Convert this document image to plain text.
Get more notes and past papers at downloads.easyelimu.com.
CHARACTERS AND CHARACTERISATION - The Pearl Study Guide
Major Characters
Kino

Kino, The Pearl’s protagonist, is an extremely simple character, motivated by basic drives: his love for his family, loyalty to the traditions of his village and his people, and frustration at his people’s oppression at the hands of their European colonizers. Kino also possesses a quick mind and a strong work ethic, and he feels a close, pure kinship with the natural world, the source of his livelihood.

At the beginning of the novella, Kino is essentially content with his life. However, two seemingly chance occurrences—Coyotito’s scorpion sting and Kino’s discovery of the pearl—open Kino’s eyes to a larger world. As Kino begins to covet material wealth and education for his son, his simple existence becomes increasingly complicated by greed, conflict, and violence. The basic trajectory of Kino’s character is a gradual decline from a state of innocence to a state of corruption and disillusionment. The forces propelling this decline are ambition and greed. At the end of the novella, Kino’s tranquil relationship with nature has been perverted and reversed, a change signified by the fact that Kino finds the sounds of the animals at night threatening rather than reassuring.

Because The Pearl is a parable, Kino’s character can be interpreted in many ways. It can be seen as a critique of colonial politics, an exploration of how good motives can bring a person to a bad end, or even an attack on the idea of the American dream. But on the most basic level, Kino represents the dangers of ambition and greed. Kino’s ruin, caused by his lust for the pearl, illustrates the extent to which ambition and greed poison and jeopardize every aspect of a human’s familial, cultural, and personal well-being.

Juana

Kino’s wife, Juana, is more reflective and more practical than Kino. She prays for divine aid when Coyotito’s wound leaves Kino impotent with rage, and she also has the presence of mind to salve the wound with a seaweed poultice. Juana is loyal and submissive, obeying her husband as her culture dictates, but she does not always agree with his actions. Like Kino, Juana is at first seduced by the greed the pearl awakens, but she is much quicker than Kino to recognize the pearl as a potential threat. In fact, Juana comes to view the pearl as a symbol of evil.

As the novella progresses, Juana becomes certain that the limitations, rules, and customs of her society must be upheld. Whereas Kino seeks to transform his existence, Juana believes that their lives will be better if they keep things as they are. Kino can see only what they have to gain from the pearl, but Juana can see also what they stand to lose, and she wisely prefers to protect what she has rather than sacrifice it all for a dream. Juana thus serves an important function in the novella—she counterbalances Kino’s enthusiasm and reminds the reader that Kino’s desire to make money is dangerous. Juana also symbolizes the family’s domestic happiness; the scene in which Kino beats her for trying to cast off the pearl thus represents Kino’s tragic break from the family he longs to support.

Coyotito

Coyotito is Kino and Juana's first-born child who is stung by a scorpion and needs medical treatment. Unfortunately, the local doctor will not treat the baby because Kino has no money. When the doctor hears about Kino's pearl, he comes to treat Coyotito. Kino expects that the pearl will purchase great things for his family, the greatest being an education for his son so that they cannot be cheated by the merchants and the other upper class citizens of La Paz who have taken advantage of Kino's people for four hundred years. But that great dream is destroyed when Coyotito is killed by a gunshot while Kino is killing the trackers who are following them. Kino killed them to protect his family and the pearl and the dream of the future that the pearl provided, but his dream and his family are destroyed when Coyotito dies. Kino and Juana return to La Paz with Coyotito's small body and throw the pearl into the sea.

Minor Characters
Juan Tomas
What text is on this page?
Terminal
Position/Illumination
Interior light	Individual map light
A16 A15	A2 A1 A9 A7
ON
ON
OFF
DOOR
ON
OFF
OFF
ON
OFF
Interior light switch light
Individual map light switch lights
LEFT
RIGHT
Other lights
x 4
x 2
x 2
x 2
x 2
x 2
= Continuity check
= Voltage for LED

• _YOUR GOAL_:
Copy out every line of the data that includes "Interior".

• _OUTPUT FOR THIS EXERCISE_:
Interior light	Individual map light
Interior light switch light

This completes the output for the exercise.